>> begin Data to use

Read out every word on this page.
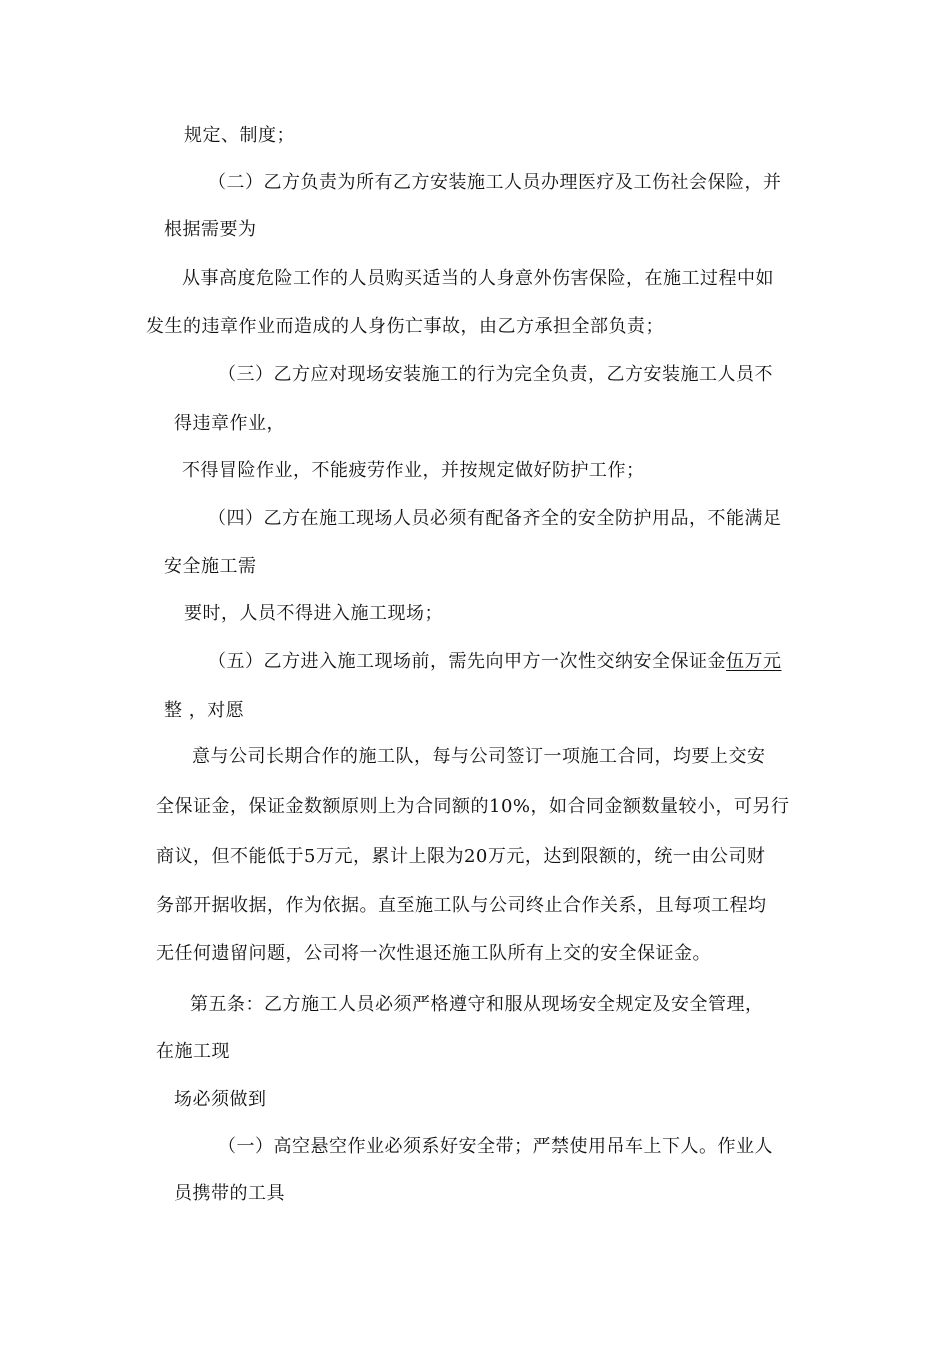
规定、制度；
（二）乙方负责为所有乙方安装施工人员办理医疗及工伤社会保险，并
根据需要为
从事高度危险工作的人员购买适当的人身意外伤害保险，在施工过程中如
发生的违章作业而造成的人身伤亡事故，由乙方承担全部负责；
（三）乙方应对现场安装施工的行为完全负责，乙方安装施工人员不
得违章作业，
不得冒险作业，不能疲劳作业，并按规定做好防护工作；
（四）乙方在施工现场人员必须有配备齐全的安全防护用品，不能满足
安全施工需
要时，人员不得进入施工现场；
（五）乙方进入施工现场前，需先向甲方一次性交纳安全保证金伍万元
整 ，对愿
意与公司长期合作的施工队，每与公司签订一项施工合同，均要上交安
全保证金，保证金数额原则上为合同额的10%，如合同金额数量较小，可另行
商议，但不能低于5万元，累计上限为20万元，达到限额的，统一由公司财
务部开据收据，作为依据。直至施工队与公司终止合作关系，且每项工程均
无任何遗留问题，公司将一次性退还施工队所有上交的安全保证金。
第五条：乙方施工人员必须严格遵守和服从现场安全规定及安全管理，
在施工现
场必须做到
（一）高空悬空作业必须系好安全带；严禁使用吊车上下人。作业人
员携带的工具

>> end Data to use

Repeat the records word for word. Any picture in them should be left out.

__Reply to the exercise__
Read out every word on this page.
规定、制度；
（二）乙方负责为所有乙方安装施工人员办理医疗及工伤社会保险，并
根据需要为
从事高度危险工作的人员购买适当的人身意外伤害保险，在施工过程中如
发生的违章作业而造成的人身伤亡事故，由乙方承担全部负责；
（三）乙方应对现场安装施工的行为完全负责，乙方安装施工人员不
得违章作业，
不得冒险作业，不能疲劳作业，并按规定做好防护工作；
（四）乙方在施工现场人员必须有配备齐全的安全防护用品，不能满足
安全施工需
要时，人员不得进入施工现场；
（五）乙方进入施工现场前，需先向甲方一次性交纳安全保证金伍万元
整 ，对愿
意与公司长期合作的施工队，每与公司签订一项施工合同，均要上交安
全保证金，保证金数额原则上为合同额的10%，如合同金额数量较小，可另行
商议，但不能低于5万元，累计上限为20万元，达到限额的，统一由公司财
务部开据收据，作为依据。直至施工队与公司终止合作关系，且每项工程均
无任何遗留问题，公司将一次性退还施工队所有上交的安全保证金。
第五条：乙方施工人员必须严格遵守和服从现场安全规定及安全管理，
在施工现
场必须做到
（一）高空悬空作业必须系好安全带；严禁使用吊车上下人。作业人
员携带的工具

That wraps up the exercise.